* **WHAT YOU WILL DO**: Copy the full set of lines exactly as given.

* **GIVEN INFORMATION**:
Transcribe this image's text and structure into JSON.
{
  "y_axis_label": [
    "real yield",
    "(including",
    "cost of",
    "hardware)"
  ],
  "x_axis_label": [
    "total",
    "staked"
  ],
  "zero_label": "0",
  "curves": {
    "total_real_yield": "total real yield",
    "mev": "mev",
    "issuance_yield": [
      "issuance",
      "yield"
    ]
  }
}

* **SOLUTION FOR THIS TASK**:
Transcribe this image's text and structure into JSON.
{
  "y_axis_label": [
    "real yield",
    "(including",
    "cost of",
    "hardware)"
  ],
  "x_axis_label": [
    "total",
    "staked"
  ],
  "zero_label": "0",
  "curves": {
    "total_real_yield": "total real yield",
    "mev": "mev",
    "issuance_yield": [
      "issuance",
      "yield"
    ]
  }
}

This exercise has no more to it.